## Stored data
******
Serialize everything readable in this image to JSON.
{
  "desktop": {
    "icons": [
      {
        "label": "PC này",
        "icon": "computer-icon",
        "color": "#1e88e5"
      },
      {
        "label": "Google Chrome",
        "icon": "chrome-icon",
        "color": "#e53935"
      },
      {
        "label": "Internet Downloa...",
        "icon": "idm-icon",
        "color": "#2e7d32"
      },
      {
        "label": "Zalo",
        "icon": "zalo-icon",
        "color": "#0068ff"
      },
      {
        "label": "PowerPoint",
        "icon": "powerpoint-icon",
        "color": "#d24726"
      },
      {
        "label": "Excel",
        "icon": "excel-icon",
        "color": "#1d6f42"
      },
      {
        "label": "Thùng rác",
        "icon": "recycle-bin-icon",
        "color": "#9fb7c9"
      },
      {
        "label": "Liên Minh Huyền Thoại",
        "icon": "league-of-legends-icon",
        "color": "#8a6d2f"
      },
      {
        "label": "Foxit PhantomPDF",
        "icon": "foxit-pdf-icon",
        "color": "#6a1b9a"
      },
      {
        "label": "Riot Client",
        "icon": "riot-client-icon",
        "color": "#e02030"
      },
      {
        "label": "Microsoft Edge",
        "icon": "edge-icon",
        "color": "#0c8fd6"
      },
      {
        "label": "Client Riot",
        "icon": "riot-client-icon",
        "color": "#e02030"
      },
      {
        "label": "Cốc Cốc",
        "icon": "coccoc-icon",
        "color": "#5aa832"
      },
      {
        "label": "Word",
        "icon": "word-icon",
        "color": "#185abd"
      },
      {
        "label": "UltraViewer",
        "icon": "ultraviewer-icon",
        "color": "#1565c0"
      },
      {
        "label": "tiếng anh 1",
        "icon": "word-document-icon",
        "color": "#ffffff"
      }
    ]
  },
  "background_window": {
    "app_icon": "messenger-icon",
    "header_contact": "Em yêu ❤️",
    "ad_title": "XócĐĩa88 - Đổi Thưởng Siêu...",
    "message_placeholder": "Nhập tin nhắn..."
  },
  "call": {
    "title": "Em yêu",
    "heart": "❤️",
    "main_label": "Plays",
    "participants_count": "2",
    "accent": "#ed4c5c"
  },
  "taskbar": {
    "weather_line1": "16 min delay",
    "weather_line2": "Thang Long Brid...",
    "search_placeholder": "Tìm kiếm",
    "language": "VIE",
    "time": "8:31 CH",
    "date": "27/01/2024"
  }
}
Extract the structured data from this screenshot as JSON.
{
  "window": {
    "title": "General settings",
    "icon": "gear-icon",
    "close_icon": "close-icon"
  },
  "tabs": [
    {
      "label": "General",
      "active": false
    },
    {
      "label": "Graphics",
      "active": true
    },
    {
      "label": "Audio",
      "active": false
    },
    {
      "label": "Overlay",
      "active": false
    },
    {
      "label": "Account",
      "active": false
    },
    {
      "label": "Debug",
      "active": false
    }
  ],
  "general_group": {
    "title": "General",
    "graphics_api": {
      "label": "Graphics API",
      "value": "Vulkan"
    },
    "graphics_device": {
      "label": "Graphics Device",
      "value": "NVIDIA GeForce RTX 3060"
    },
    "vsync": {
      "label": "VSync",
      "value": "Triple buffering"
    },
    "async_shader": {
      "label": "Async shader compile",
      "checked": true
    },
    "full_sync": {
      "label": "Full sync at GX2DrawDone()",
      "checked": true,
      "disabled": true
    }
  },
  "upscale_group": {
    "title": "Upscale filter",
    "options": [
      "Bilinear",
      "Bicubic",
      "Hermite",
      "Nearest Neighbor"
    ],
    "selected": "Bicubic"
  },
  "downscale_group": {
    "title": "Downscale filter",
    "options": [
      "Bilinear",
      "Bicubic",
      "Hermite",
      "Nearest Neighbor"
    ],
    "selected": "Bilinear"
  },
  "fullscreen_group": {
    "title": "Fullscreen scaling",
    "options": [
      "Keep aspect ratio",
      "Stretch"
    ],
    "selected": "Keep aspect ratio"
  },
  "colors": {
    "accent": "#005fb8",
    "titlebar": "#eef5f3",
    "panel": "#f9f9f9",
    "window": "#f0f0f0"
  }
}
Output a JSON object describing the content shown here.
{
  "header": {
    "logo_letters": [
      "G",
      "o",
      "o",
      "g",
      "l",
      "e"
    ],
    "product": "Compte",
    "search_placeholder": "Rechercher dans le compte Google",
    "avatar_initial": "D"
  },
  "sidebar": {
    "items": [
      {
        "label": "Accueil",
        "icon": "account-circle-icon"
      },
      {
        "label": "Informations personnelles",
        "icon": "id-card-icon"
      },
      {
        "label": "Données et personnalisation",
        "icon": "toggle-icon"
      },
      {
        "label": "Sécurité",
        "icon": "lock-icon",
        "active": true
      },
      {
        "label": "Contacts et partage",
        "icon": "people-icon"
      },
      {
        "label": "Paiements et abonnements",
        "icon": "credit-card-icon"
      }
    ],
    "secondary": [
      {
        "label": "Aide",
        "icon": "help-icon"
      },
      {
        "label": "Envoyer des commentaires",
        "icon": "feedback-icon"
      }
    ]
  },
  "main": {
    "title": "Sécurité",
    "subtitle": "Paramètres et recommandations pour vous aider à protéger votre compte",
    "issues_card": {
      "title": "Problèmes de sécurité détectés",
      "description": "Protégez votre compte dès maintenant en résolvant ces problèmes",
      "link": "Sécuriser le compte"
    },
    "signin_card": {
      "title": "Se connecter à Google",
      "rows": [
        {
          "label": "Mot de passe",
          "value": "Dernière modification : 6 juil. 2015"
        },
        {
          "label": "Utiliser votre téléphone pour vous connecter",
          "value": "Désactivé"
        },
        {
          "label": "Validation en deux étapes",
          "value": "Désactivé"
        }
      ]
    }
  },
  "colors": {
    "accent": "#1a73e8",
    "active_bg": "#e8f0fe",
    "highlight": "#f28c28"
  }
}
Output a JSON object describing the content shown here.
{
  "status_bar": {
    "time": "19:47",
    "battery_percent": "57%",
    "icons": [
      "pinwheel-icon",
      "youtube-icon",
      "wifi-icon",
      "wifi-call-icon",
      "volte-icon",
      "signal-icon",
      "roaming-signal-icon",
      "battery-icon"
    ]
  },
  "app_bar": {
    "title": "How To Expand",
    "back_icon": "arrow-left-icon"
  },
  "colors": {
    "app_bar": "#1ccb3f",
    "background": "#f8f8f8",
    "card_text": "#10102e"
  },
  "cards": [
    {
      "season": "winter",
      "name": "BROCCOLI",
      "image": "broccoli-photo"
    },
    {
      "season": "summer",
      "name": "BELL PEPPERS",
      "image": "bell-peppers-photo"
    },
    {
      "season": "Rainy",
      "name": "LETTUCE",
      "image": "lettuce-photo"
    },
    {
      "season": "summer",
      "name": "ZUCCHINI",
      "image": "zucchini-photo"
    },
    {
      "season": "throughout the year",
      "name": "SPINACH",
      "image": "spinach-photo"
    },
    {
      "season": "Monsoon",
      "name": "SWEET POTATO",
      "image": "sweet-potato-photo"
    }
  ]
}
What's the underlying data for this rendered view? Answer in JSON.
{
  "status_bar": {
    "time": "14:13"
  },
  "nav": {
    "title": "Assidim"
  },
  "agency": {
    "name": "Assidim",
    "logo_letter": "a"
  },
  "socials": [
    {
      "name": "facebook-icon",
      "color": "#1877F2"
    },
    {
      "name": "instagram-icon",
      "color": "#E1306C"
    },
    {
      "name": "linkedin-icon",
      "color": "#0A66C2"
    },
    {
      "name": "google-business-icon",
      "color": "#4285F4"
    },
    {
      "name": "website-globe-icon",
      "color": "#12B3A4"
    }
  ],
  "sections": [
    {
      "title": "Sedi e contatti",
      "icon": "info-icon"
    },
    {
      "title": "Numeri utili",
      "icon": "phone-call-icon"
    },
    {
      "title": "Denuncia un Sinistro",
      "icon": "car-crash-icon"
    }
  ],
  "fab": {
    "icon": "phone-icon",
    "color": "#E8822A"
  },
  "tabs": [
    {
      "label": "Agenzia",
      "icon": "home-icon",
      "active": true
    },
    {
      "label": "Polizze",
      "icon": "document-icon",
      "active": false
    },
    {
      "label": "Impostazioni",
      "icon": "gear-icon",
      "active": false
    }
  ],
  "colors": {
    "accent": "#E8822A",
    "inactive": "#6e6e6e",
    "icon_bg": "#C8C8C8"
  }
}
******
## Task prompt
Copy out exactly the lines from the line with "What's the underlying" to the end of the listing, including both of those lines, and give nothing else.

## Reply to the exercise
What's the underlying data for this rendered view? Answer in JSON.
{
  "status_bar": {
    "time": "14:13"
  },
  "nav": {
    "title": "Assidim"
  },
  "agency": {
    "name": "Assidim",
    "logo_letter": "a"
  },
  "socials": [
    {
      "name": "facebook-icon",
      "color": "#1877F2"
    },
    {
      "name": "instagram-icon",
      "color": "#E1306C"
    },
    {
      "name": "linkedin-icon",
      "color": "#0A66C2"
    },
    {
      "name": "google-business-icon",
      "color": "#4285F4"
    },
    {
      "name": "website-globe-icon",
      "color": "#12B3A4"
    }
  ],
  "sections": [
    {
      "title": "Sedi e contatti",
      "icon": "info-icon"
    },
    {
      "title": "Numeri utili",
      "icon": "phone-call-icon"
    },
    {
      "title": "Denuncia un Sinistro",
      "icon": "car-crash-icon"
    }
  ],
  "fab": {
    "icon": "phone-icon",
    "color": "#E8822A"
  },
  "tabs": [
    {
      "label": "Agenzia",
      "icon": "home-icon",
      "active": true
    },
    {
      "label": "Polizze",
      "icon": "document-icon",
      "active": false
    },
    {
      "label": "Impostazioni",
      "icon": "gear-icon",
      "active": false
    }
  ],
  "colors": {
    "accent": "#E8822A",
    "inactive": "#6e6e6e",
    "icon_bg": "#C8C8C8"
  }
}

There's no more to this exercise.